- _Directions for this task_: Look through the entries and report how many lines include the word "жидкой". Give the number alone.

* Begin Entries *

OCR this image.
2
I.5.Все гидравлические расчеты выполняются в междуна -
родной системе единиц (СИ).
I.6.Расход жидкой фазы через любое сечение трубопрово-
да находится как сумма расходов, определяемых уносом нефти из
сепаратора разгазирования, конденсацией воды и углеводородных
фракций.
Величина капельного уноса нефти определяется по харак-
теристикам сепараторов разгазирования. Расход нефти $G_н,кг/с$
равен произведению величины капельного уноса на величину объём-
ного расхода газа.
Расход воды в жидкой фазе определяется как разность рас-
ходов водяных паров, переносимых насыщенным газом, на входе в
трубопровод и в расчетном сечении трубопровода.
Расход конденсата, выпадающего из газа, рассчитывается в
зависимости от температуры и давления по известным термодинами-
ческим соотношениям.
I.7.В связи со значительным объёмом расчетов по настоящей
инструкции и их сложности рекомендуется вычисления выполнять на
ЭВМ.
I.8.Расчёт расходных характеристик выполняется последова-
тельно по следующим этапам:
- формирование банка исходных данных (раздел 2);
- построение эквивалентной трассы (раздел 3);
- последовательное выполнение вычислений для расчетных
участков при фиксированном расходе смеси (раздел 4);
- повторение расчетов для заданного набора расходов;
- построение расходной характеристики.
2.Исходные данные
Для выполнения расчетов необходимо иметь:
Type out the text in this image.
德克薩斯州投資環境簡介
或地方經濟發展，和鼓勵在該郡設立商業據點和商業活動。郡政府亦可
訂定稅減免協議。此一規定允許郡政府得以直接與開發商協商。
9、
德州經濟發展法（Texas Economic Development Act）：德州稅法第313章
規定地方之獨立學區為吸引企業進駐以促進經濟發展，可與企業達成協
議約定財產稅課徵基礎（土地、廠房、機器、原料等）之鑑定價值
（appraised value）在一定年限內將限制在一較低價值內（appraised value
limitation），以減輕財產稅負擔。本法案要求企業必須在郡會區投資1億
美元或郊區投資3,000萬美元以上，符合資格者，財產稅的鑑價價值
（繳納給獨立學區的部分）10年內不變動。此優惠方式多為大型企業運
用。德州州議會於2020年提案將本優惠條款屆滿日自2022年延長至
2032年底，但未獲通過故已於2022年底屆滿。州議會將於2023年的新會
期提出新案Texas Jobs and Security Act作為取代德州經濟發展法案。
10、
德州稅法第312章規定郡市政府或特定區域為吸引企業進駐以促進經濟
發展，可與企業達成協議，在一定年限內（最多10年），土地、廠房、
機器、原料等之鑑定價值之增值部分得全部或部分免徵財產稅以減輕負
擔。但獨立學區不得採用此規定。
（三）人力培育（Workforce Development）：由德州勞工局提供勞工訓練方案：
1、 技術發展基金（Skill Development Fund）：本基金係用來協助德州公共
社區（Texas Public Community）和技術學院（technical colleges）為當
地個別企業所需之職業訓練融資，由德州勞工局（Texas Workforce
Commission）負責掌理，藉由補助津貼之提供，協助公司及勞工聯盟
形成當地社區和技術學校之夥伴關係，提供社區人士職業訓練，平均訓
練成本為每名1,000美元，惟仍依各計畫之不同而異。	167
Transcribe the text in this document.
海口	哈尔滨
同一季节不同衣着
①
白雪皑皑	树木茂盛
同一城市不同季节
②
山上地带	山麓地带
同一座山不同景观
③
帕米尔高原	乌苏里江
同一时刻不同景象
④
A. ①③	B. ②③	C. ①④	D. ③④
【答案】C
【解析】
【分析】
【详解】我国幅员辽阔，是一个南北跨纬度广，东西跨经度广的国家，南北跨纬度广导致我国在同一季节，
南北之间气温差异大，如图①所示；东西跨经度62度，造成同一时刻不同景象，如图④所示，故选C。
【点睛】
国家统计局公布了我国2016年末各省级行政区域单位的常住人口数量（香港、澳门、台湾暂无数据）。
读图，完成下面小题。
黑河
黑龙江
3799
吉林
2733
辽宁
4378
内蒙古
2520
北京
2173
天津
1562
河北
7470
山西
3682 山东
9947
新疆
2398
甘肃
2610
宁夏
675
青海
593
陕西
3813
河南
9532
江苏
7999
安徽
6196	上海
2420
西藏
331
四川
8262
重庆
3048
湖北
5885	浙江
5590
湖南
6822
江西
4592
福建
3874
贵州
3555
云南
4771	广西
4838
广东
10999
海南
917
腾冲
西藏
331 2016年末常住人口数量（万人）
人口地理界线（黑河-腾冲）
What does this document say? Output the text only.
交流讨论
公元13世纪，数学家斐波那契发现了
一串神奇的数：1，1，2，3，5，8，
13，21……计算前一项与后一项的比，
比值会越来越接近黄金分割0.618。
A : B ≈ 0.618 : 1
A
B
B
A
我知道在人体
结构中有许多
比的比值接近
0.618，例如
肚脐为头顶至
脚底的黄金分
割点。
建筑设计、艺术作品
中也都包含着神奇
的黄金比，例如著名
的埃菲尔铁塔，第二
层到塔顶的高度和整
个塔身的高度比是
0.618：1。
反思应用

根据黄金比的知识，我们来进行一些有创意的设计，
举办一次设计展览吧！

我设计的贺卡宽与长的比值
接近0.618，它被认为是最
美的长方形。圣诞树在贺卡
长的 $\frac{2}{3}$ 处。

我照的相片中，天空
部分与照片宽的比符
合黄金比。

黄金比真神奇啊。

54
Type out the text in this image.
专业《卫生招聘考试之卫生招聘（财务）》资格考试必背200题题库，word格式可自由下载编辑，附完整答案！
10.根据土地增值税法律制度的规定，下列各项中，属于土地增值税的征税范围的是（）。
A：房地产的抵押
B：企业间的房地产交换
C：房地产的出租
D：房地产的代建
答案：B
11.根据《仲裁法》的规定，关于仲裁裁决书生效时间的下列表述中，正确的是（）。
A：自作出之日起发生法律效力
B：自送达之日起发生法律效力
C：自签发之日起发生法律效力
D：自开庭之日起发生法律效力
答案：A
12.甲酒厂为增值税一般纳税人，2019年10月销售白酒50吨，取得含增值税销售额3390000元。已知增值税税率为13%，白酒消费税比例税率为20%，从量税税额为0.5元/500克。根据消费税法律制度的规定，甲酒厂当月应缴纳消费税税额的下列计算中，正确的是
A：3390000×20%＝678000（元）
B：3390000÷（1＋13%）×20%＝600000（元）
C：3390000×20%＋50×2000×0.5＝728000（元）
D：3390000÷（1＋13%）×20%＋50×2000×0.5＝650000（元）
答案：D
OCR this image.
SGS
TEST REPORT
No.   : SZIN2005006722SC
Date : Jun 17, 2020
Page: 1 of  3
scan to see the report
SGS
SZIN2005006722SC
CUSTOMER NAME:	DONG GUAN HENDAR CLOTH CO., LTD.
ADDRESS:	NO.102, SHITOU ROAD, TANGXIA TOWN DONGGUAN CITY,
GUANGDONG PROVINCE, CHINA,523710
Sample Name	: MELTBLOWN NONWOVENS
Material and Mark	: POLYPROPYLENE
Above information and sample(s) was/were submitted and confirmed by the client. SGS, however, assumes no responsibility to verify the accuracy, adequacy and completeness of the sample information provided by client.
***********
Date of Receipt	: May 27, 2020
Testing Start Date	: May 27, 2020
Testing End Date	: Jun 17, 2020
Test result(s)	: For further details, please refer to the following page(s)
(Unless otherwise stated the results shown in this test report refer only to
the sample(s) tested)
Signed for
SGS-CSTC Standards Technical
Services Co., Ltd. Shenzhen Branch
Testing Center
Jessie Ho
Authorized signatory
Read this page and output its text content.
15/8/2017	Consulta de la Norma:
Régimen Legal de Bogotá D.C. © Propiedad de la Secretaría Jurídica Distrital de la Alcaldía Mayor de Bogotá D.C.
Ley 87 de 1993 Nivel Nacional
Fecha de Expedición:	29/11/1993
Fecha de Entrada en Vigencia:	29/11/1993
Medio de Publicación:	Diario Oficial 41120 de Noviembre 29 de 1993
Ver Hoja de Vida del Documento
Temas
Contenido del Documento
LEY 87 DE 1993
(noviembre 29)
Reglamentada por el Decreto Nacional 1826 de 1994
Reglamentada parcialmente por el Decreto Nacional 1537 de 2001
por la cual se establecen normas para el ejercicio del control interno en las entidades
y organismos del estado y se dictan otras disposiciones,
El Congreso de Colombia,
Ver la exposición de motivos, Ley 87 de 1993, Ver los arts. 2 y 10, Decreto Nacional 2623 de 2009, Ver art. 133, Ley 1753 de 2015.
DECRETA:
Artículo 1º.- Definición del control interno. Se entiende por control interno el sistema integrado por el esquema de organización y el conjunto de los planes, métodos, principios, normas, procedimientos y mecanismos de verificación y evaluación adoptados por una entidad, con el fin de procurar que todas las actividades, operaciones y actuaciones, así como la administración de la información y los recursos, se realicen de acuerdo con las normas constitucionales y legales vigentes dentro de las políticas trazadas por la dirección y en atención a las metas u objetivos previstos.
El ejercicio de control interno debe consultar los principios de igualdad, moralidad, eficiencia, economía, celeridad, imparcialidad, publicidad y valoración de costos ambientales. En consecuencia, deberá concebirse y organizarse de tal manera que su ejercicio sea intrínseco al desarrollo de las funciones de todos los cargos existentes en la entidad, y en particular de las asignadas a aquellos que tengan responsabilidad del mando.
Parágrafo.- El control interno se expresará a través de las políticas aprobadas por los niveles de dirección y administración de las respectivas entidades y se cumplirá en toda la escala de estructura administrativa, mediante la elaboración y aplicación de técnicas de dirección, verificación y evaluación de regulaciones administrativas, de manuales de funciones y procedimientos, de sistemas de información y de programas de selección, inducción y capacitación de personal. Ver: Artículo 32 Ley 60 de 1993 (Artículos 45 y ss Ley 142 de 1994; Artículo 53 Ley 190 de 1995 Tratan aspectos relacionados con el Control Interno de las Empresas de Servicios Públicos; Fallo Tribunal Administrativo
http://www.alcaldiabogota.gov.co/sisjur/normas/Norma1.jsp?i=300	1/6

* End Entries *

- _Solution for this exercise_: 2